▶ Short exercise
Only the number is wanted: how many lines contain the string "this"?

▶ The records
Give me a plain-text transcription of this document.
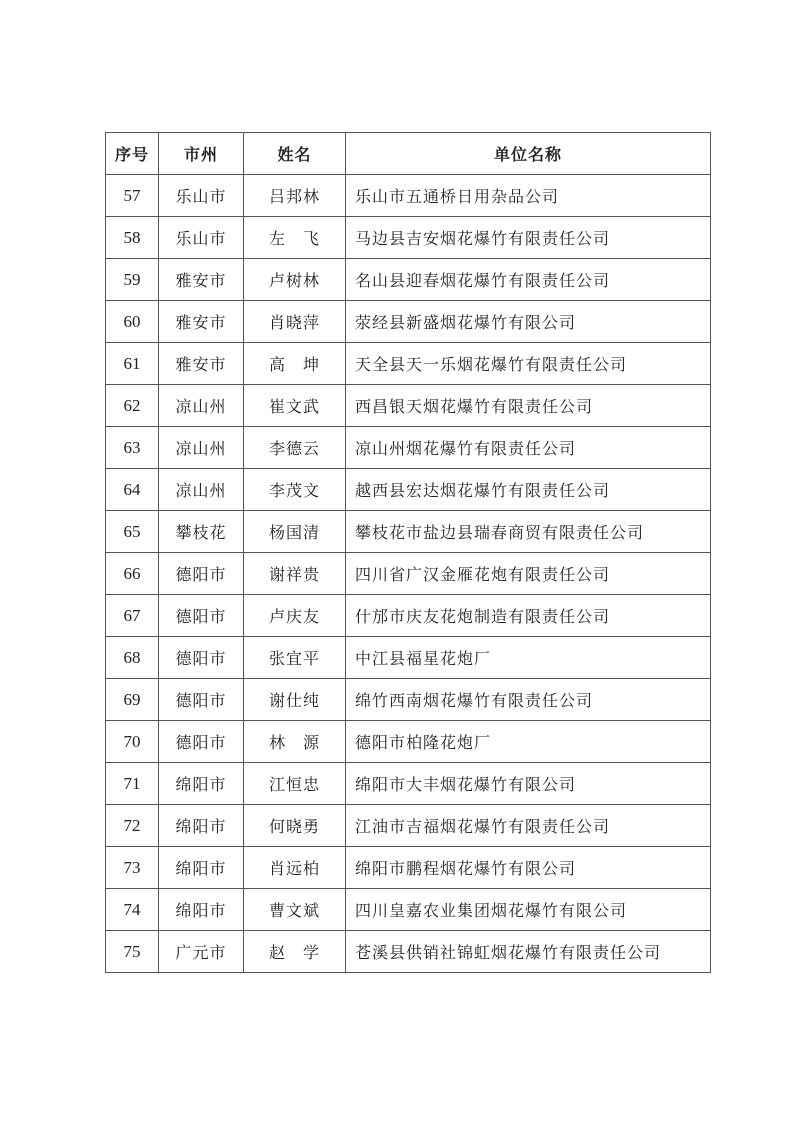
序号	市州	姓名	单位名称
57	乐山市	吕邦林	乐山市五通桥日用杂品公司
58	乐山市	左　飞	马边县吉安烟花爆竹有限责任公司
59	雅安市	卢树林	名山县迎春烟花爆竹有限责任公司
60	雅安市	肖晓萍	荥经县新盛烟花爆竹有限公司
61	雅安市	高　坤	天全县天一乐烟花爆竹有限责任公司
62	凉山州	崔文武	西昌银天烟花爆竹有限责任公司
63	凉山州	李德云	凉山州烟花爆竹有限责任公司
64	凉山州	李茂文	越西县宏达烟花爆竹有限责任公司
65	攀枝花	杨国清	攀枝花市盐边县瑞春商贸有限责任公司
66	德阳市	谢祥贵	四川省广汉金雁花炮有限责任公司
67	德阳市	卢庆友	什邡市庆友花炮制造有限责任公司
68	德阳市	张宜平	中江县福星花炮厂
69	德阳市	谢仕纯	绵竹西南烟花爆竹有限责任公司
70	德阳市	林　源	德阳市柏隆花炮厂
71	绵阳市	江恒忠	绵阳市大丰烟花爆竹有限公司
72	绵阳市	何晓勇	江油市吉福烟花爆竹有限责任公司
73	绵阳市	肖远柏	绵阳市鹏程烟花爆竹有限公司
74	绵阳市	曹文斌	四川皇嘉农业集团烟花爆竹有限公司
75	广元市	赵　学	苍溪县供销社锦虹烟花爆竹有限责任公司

* * *

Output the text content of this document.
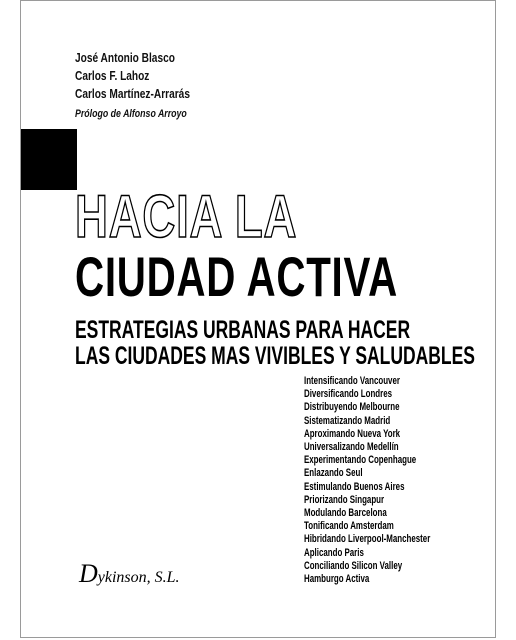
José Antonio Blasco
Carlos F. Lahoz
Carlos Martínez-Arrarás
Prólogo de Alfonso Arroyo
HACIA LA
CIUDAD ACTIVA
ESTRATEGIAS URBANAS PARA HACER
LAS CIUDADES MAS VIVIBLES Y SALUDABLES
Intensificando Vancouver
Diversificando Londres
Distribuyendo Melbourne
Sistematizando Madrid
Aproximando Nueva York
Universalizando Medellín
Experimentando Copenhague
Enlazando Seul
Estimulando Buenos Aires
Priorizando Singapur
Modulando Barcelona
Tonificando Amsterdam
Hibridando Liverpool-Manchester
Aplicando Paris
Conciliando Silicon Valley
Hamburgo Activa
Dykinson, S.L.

---

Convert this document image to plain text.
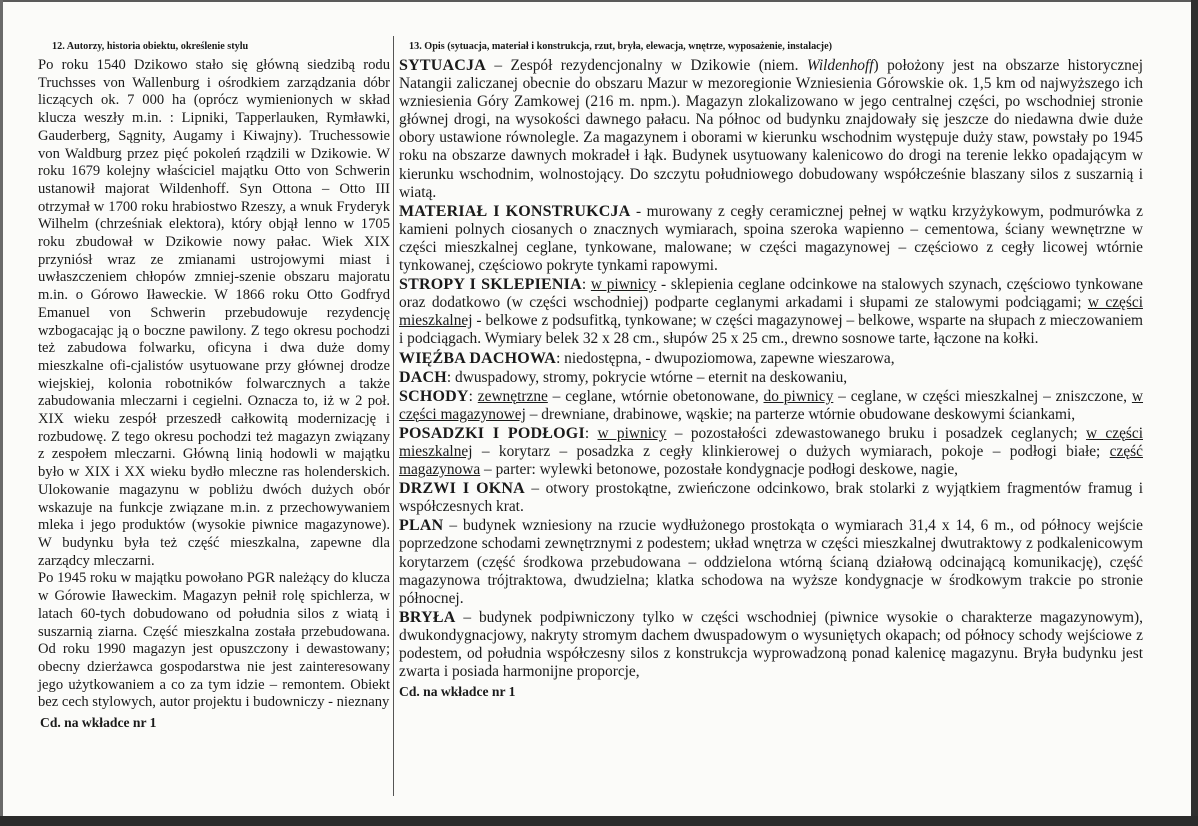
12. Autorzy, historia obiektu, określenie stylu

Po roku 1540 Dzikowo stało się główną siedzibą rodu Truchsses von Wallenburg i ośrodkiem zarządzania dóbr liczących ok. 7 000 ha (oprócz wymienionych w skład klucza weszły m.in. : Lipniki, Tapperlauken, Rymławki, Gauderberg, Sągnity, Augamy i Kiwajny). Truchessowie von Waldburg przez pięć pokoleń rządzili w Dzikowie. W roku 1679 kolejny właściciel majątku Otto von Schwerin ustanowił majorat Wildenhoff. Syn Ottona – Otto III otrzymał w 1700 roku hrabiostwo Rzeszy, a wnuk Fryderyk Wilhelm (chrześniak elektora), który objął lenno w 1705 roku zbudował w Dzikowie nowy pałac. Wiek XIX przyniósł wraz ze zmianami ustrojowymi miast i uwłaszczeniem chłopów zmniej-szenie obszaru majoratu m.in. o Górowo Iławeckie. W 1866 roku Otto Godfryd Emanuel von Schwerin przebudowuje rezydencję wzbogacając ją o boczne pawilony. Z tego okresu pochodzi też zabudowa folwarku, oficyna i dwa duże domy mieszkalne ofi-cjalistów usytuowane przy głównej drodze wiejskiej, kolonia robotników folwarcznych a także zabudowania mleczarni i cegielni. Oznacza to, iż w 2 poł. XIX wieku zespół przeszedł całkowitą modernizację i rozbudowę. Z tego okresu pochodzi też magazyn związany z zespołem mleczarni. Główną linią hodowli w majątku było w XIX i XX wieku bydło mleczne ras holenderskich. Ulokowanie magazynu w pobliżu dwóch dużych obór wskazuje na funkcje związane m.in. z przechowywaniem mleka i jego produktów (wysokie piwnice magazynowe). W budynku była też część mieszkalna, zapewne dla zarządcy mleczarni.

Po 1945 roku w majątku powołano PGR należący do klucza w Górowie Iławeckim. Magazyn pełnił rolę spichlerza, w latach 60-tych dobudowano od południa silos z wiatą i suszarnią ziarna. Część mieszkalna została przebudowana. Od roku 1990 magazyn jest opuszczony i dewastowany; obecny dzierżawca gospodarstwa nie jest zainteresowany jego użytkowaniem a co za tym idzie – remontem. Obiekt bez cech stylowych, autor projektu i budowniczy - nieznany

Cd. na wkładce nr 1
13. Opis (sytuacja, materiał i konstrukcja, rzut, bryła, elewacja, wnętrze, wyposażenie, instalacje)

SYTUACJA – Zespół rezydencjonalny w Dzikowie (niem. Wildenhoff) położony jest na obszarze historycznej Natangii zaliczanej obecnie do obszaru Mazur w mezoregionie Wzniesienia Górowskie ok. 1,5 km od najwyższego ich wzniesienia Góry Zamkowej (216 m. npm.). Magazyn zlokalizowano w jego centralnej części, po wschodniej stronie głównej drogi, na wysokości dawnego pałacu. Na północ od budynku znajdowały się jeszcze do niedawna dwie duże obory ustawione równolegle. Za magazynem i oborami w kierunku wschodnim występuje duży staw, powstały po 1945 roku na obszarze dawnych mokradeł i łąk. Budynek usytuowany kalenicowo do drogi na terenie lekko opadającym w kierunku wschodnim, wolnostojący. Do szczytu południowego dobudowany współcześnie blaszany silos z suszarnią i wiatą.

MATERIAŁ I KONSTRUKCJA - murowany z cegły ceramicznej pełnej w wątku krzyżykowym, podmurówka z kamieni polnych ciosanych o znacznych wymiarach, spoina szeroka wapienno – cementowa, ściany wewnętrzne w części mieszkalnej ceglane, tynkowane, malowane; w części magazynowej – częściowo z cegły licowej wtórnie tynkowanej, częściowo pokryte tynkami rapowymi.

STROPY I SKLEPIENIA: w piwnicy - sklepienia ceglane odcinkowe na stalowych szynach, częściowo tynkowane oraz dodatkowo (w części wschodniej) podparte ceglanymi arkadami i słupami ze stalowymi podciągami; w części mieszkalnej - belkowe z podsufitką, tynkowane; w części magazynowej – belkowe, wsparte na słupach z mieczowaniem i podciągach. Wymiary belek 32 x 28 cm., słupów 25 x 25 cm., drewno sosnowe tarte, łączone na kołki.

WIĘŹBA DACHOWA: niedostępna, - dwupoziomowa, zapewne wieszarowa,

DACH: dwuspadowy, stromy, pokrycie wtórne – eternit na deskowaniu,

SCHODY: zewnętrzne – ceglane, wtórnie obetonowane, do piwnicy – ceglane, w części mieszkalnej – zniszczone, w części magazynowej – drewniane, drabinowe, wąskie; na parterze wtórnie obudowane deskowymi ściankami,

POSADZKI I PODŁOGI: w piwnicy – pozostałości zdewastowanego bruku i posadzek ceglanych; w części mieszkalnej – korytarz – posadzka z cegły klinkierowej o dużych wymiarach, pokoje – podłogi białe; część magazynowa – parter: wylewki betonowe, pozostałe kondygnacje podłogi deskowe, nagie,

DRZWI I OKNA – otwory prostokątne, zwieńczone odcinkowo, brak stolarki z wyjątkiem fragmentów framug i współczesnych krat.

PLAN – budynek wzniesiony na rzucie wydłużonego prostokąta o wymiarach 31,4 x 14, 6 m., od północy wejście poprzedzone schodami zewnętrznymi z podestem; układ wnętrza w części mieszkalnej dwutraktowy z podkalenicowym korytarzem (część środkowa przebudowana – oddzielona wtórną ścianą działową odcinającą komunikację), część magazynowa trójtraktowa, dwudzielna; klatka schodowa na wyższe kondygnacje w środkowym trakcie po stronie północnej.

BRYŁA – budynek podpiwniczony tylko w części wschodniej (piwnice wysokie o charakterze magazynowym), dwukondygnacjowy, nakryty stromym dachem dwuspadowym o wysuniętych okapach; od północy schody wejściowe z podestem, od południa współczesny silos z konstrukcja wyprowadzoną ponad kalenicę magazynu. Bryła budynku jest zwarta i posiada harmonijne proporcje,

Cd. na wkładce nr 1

▶ The solution
3